• _Your instructions_:
Look through the data below. Collect every line where the word "icon" occurs.

((

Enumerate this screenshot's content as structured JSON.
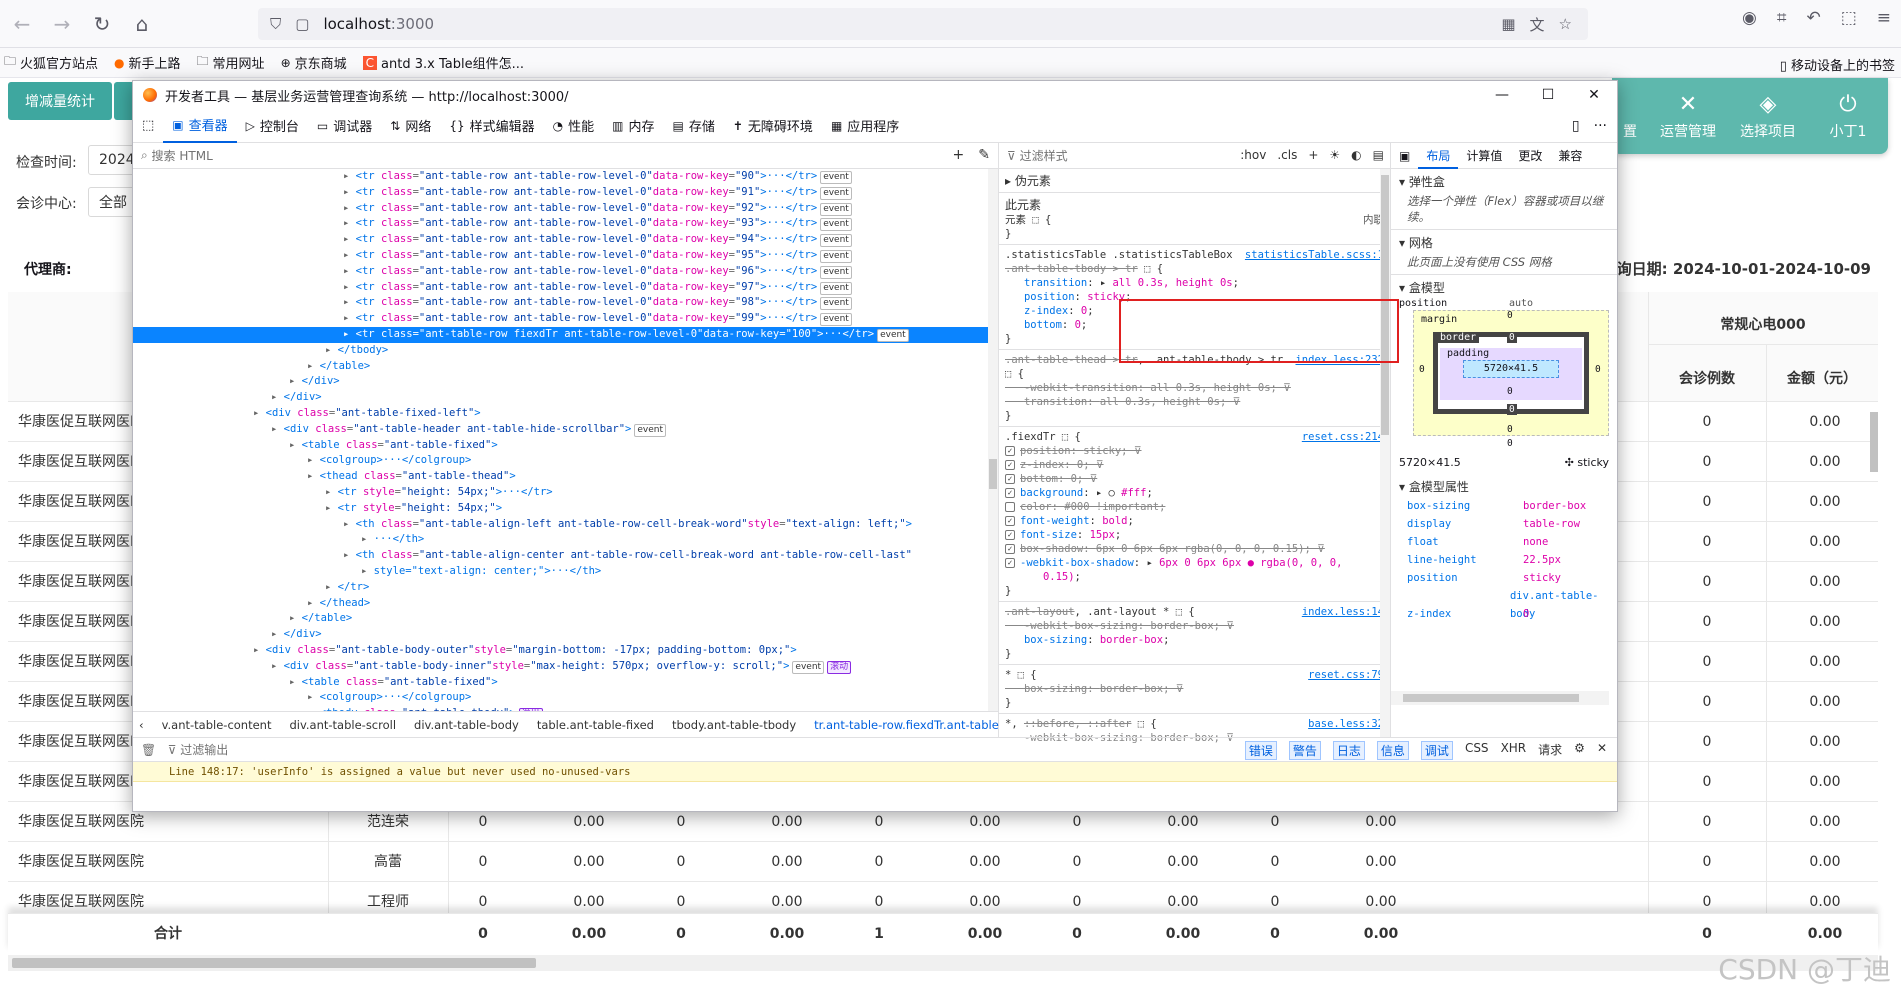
{
  "browser": {
    "url_host": "localhost",
    "url_port": ":3000",
    "bookmarks": [
      "火狐官方站点",
      "新手上路",
      "常用网址",
      "京东商城",
      "antd 3.x Table组件怎..."
    ],
    "mobile_bookmarks": "移动设备上的书签"
  },
  "app": {
    "tab_stats": "增减量统计",
    "check_time_label": "检查时间:",
    "check_time_value": "2024",
    "center_label": "会诊中心:",
    "center_value": "全部",
    "agent_label": "代理商:",
    "query_date": "查询日期:  2024-10-01-2024-10-09",
    "nav": [
      {
        "label": "置",
        "icon": "settings-icon"
      },
      {
        "label": "运营管理",
        "icon": "tools-icon"
      },
      {
        "label": "选择项目",
        "icon": "layers-icon"
      },
      {
        "label": "小丁1",
        "icon": "power-icon"
      }
    ],
    "group_header": "常规心电000",
    "col_cases": "会诊例数",
    "col_amount": "金额（元）",
    "hospital": "华康医促互联网医院",
    "hospital_short": "华康医促互联网医I",
    "rows": [
      {
        "doctor": "",
        "vals": [
          "",
          "",
          "",
          "",
          "",
          "",
          "",
          "",
          "",
          "",
          "0",
          "0.00"
        ]
      },
      {
        "doctor": "",
        "vals": [
          "",
          "",
          "",
          "",
          "",
          "",
          "",
          "",
          "",
          "",
          "0",
          "0.00"
        ]
      },
      {
        "doctor": "",
        "vals": [
          "",
          "",
          "",
          "",
          "",
          "",
          "",
          "",
          "",
          "",
          "0",
          "0.00"
        ]
      },
      {
        "doctor": "",
        "vals": [
          "",
          "",
          "",
          "",
          "",
          "",
          "",
          "",
          "",
          "",
          "0",
          "0.00"
        ]
      },
      {
        "doctor": "",
        "vals": [
          "",
          "",
          "",
          "",
          "",
          "",
          "",
          "",
          "",
          "",
          "0",
          "0.00"
        ]
      },
      {
        "doctor": "",
        "vals": [
          "",
          "",
          "",
          "",
          "",
          "",
          "",
          "",
          "",
          "",
          "0",
          "0.00"
        ]
      },
      {
        "doctor": "",
        "vals": [
          "",
          "",
          "",
          "",
          "",
          "",
          "",
          "",
          "",
          "",
          "0",
          "0.00"
        ]
      },
      {
        "doctor": "",
        "vals": [
          "",
          "",
          "",
          "",
          "",
          "",
          "",
          "",
          "",
          "",
          "0",
          "0.00"
        ]
      },
      {
        "doctor": "",
        "vals": [
          "",
          "",
          "",
          "",
          "",
          "",
          "",
          "",
          "",
          "",
          "0",
          "0.00"
        ]
      },
      {
        "doctor": "",
        "vals": [
          "",
          "",
          "",
          "",
          "",
          "",
          "",
          "",
          "",
          "",
          "0",
          "0.00"
        ]
      },
      {
        "doctor": "范连荣",
        "vals": [
          "0",
          "0.00",
          "0",
          "0.00",
          "0",
          "0.00",
          "0",
          "0.00",
          "0",
          "0.00",
          "0",
          "0.00"
        ]
      },
      {
        "doctor": "高蕾",
        "vals": [
          "0",
          "0.00",
          "0",
          "0.00",
          "0",
          "0.00",
          "0",
          "0.00",
          "0",
          "0.00",
          "0",
          "0.00"
        ]
      },
      {
        "doctor": "工程师",
        "vals": [
          "0",
          "0.00",
          "0",
          "0.00",
          "0",
          "0.00",
          "0",
          "0.00",
          "0",
          "0.00",
          "0",
          "0.00"
        ]
      }
    ],
    "total_label": "合计",
    "total_vals": [
      "0",
      "0.00",
      "0",
      "0.00",
      "1",
      "0.00",
      "0",
      "0.00",
      "0",
      "0.00",
      "0",
      "0.00"
    ],
    "watermark": "CSDN @丁迪"
  },
  "devtools": {
    "title": "开发者工具 — 基层业务运营管理查询系统 — http://localhost:3000/",
    "tabs": [
      "查看器",
      "控制台",
      "调试器",
      "网络",
      "样式编辑器",
      "性能",
      "内存",
      "存储",
      "无障碍环境",
      "应用程序"
    ],
    "search_html": "搜索 HTML",
    "markup_lines": [
      {
        "indent": 30,
        "text": "<tr class=\"ant-table-row ant-table-row-level-0\" data-row-key=\"90\">···</tr>",
        "badge": "event"
      },
      {
        "indent": 30,
        "text": "<tr class=\"ant-table-row ant-table-row-level-0\" data-row-key=\"91\">···</tr>",
        "badge": "event"
      },
      {
        "indent": 30,
        "text": "<tr class=\"ant-table-row ant-table-row-level-0\" data-row-key=\"92\">···</tr>",
        "badge": "event"
      },
      {
        "indent": 30,
        "text": "<tr class=\"ant-table-row ant-table-row-level-0\" data-row-key=\"93\">···</tr>",
        "badge": "event"
      },
      {
        "indent": 30,
        "text": "<tr class=\"ant-table-row ant-table-row-level-0\" data-row-key=\"94\">···</tr>",
        "badge": "event"
      },
      {
        "indent": 30,
        "text": "<tr class=\"ant-table-row ant-table-row-level-0\" data-row-key=\"95\">···</tr>",
        "badge": "event"
      },
      {
        "indent": 30,
        "text": "<tr class=\"ant-table-row ant-table-row-level-0\" data-row-key=\"96\">···</tr>",
        "badge": "event"
      },
      {
        "indent": 30,
        "text": "<tr class=\"ant-table-row ant-table-row-level-0\" data-row-key=\"97\">···</tr>",
        "badge": "event"
      },
      {
        "indent": 30,
        "text": "<tr class=\"ant-table-row ant-table-row-level-0\" data-row-key=\"98\">···</tr>",
        "badge": "event"
      },
      {
        "indent": 30,
        "text": "<tr class=\"ant-table-row ant-table-row-level-0\" data-row-key=\"99\">···</tr>",
        "badge": "event"
      },
      {
        "indent": 30,
        "text": "<tr class=\"ant-table-row fiexdTr ant-table-row-level-0\" data-row-key=\"100\">···</tr>",
        "badge": "event",
        "selected": true
      },
      {
        "indent": 28,
        "text": "</tbody>",
        "badge": ""
      },
      {
        "indent": 26,
        "text": "</table>",
        "badge": ""
      },
      {
        "indent": 24,
        "text": "</div>",
        "badge": ""
      },
      {
        "indent": 22,
        "text": "</div>",
        "badge": ""
      },
      {
        "indent": 20,
        "text": "<div class=\"ant-table-fixed-left\">",
        "badge": ""
      },
      {
        "indent": 22,
        "text": "<div class=\"ant-table-header ant-table-hide-scrollbar\">",
        "badge": "event"
      },
      {
        "indent": 24,
        "text": "<table class=\"ant-table-fixed\">",
        "badge": ""
      },
      {
        "indent": 26,
        "text": "<colgroup>···</colgroup>",
        "badge": ""
      },
      {
        "indent": 26,
        "text": "<thead class=\"ant-table-thead\">",
        "badge": ""
      },
      {
        "indent": 28,
        "text": "<tr style=\"height: 54px;\">···</tr>",
        "badge": ""
      },
      {
        "indent": 28,
        "text": "<tr style=\"height: 54px;\">",
        "badge": ""
      },
      {
        "indent": 30,
        "text": "<th class=\"ant-table-align-left ant-table-row-cell-break-word\" style=\"text-align: left;\">",
        "badge": ""
      },
      {
        "indent": 32,
        "text": "···</th>",
        "badge": ""
      },
      {
        "indent": 30,
        "text": "<th class=\"ant-table-align-center ant-table-row-cell-break-word ant-table-row-cell-last\"",
        "badge": ""
      },
      {
        "indent": 32,
        "text": "style=\"text-align: center;\">···</th>",
        "badge": ""
      },
      {
        "indent": 28,
        "text": "</tr>",
        "badge": ""
      },
      {
        "indent": 26,
        "text": "</thead>",
        "badge": ""
      },
      {
        "indent": 24,
        "text": "</table>",
        "badge": ""
      },
      {
        "indent": 22,
        "text": "</div>",
        "badge": ""
      },
      {
        "indent": 20,
        "text": "<div class=\"ant-table-body-outer\" style=\"margin-bottom: -17px; padding-bottom: 0px;\">",
        "badge": ""
      },
      {
        "indent": 22,
        "text": "<div class=\"ant-table-body-inner\" style=\"max-height: 570px; overflow-y: scroll;\">",
        "badge": "event",
        "badge2": "滚动"
      },
      {
        "indent": 24,
        "text": "<table class=\"ant-table-fixed\">",
        "badge": ""
      },
      {
        "indent": 26,
        "text": "<colgroup>···</colgroup>",
        "badge": ""
      },
      {
        "indent": 26,
        "text": "<tbody class=\"ant-table-tbody\">",
        "badge": "溢出"
      }
    ],
    "breadcrumbs": [
      "v.ant-table-content",
      "div.ant-table-scroll",
      "div.ant-table-body",
      "table.ant-table-fixed",
      "tbody.ant-table-tbody",
      "tr.ant-table-row.fiexdTr.ant-table-row-l..."
    ],
    "rules_filter": "过滤样式",
    "rules_pseudo": "伪元素",
    "rules_this": "此元素",
    "rules_element": "元素 ⬚ {",
    "rules_inline": "内联",
    "layout_tabs": [
      "布局",
      "计算值",
      "更改",
      "兼容"
    ],
    "flex_title": "弹性盒",
    "flex_note": "选择一个弹性（Flex）容器或项目以继续。",
    "grid_title": "网格",
    "grid_note": "此页面上没有使用 CSS 网格",
    "box_title": "盒模型",
    "box_position": "position",
    "box_auto": "auto",
    "box_margin": "margin",
    "box_border": "border",
    "box_padding": "padding",
    "box_content": "5720×41.5",
    "box_size": "5720×41.5",
    "box_sticky": "sticky",
    "box_props_title": "盒模型属性",
    "box_props": [
      {
        "k": "box-sizing",
        "v": "border-box"
      },
      {
        "k": "display",
        "v": "table-row"
      },
      {
        "k": "float",
        "v": "none"
      },
      {
        "k": "line-height",
        "v": "22.5px"
      },
      {
        "k": "position",
        "v": "sticky"
      },
      {
        "k": "",
        "v": "div.ant-table-body"
      },
      {
        "k": "z-index",
        "v": "0"
      }
    ],
    "console_filter": "过滤输出",
    "console_filters": [
      "错误",
      "警告",
      "日志",
      "信息",
      "调试",
      "CSS",
      "XHR",
      "请求"
    ],
    "console_warning": "Line 148:17:  'userInfo' is assigned a value but never used  no-unused-vars"
  }
}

))

• _Task answer_:
        "icon": "settings-icon"
        "icon": "tools-icon"
        "icon": "layers-icon"
        "icon": "power-icon"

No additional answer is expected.